------ INPUT FOR THIS TASK
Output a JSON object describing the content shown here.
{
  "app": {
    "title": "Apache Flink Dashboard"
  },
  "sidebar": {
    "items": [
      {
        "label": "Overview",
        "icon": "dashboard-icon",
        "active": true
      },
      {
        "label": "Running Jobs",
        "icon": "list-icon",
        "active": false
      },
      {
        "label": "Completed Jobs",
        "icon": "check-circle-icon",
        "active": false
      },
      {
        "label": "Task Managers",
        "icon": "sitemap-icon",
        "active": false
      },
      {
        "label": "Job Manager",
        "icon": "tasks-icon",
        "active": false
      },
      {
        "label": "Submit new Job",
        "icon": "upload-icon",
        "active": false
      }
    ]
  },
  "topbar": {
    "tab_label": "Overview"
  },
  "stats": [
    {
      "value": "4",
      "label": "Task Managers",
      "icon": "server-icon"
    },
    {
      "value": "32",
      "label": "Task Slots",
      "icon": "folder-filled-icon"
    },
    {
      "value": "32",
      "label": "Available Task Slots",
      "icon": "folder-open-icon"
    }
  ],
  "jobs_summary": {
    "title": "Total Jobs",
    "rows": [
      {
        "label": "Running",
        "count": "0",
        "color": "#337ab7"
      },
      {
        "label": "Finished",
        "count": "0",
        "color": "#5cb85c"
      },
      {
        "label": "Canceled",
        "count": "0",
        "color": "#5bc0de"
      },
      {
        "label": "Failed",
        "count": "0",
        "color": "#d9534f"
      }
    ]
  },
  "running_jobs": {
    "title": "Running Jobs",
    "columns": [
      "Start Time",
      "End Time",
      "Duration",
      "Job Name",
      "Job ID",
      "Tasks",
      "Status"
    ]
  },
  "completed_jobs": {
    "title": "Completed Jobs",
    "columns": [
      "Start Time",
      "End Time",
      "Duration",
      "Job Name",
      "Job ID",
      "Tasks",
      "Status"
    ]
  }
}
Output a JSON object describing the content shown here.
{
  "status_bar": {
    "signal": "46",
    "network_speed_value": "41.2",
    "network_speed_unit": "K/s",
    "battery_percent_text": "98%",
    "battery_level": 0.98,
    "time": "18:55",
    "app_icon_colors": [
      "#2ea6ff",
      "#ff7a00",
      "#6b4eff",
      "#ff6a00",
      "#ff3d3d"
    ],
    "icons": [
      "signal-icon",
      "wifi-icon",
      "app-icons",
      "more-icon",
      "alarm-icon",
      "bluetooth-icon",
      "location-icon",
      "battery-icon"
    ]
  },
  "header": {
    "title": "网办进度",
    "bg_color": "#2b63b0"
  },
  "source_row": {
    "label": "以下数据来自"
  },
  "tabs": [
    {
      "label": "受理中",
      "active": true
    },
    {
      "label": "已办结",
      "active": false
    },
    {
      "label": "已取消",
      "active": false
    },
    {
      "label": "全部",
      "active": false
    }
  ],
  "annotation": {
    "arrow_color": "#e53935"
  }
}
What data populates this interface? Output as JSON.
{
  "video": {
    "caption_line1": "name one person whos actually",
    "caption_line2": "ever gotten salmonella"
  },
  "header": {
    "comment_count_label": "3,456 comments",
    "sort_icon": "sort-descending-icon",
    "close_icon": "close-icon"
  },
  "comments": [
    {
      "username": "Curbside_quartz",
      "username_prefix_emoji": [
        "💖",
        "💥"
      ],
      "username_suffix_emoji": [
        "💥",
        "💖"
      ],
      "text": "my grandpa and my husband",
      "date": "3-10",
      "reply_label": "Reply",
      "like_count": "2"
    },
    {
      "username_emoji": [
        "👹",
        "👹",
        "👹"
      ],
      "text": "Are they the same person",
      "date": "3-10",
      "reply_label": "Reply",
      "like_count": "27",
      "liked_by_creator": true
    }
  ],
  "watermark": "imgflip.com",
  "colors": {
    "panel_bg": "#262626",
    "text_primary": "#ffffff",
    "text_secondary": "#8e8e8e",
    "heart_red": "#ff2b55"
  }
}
------------
THE EXERCISE:
Output the listing above word for word.

TASK ANSWER:
Output a JSON object describing the content shown here.
{
  "app": {
    "title": "Apache Flink Dashboard"
  },
  "sidebar": {
    "items": [
      {
        "label": "Overview",
        "icon": "dashboard-icon",
        "active": true
      },
      {
        "label": "Running Jobs",
        "icon": "list-icon",
        "active": false
      },
      {
        "label": "Completed Jobs",
        "icon": "check-circle-icon",
        "active": false
      },
      {
        "label": "Task Managers",
        "icon": "sitemap-icon",
        "active": false
      },
      {
        "label": "Job Manager",
        "icon": "tasks-icon",
        "active": false
      },
      {
        "label": "Submit new Job",
        "icon": "upload-icon",
        "active": false
      }
    ]
  },
  "topbar": {
    "tab_label": "Overview"
  },
  "stats": [
    {
      "value": "4",
      "label": "Task Managers",
      "icon": "server-icon"
    },
    {
      "value": "32",
      "label": "Task Slots",
      "icon": "folder-filled-icon"
    },
    {
      "value": "32",
      "label": "Available Task Slots",
      "icon": "folder-open-icon"
    }
  ],
  "jobs_summary": {
    "title": "Total Jobs",
    "rows": [
      {
        "label": "Running",
        "count": "0",
        "color": "#337ab7"
      },
      {
        "label": "Finished",
        "count": "0",
        "color": "#5cb85c"
      },
      {
        "label": "Canceled",
        "count": "0",
        "color": "#5bc0de"
      },
      {
        "label": "Failed",
        "count": "0",
        "color": "#d9534f"
      }
    ]
  },
  "running_jobs": {
    "title": "Running Jobs",
    "columns": [
      "Start Time",
      "End Time",
      "Duration",
      "Job Name",
      "Job ID",
      "Tasks",
      "Status"
    ]
  },
  "completed_jobs": {
    "title": "Completed Jobs",
    "columns": [
      "Start Time",
      "End Time",
      "Duration",
      "Job Name",
      "Job ID",
      "Tasks",
      "Status"
    ]
  }
}
Output a JSON object describing the content shown here.
{
  "status_bar": {
    "signal": "46",
    "network_speed_value": "41.2",
    "network_speed_unit": "K/s",
    "battery_percent_text": "98%",
    "battery_level": 0.98,
    "time": "18:55",
    "app_icon_colors": [
      "#2ea6ff",
      "#ff7a00",
      "#6b4eff",
      "#ff6a00",
      "#ff3d3d"
    ],
    "icons": [
      "signal-icon",
      "wifi-icon",
      "app-icons",
      "more-icon",
      "alarm-icon",
      "bluetooth-icon",
      "location-icon",
      "battery-icon"
    ]
  },
  "header": {
    "title": "网办进度",
    "bg_color": "#2b63b0"
  },
  "source_row": {
    "label": "以下数据来自"
  },
  "tabs": [
    {
      "label": "受理中",
      "active": true
    },
    {
      "label": "已办结",
      "active": false
    },
    {
      "label": "已取消",
      "active": false
    },
    {
      "label": "全部",
      "active": false
    }
  ],
  "annotation": {
    "arrow_color": "#e53935"
  }
}
What data populates this interface? Output as JSON.
{
  "video": {
    "caption_line1": "name one person whos actually",
    "caption_line2": "ever gotten salmonella"
  },
  "header": {
    "comment_count_label": "3,456 comments",
    "sort_icon": "sort-descending-icon",
    "close_icon": "close-icon"
  },
  "comments": [
    {
      "username": "Curbside_quartz",
      "username_prefix_emoji": [
        "💖",
        "💥"
      ],
      "username_suffix_emoji": [
        "💥",
        "💖"
      ],
      "text": "my grandpa and my husband",
      "date": "3-10",
      "reply_label": "Reply",
      "like_count": "2"
    },
    {
      "username_emoji": [
        "👹",
        "👹",
        "👹"
      ],
      "text": "Are they the same person",
      "date": "3-10",
      "reply_label": "Reply",
      "like_count": "27",
      "liked_by_creator": true
    }
  ],
  "watermark": "imgflip.com",
  "colors": {
    "panel_bg": "#262626",
    "text_primary": "#ffffff",
    "text_secondary": "#8e8e8e",
    "heart_red": "#ff2b55"
  }
}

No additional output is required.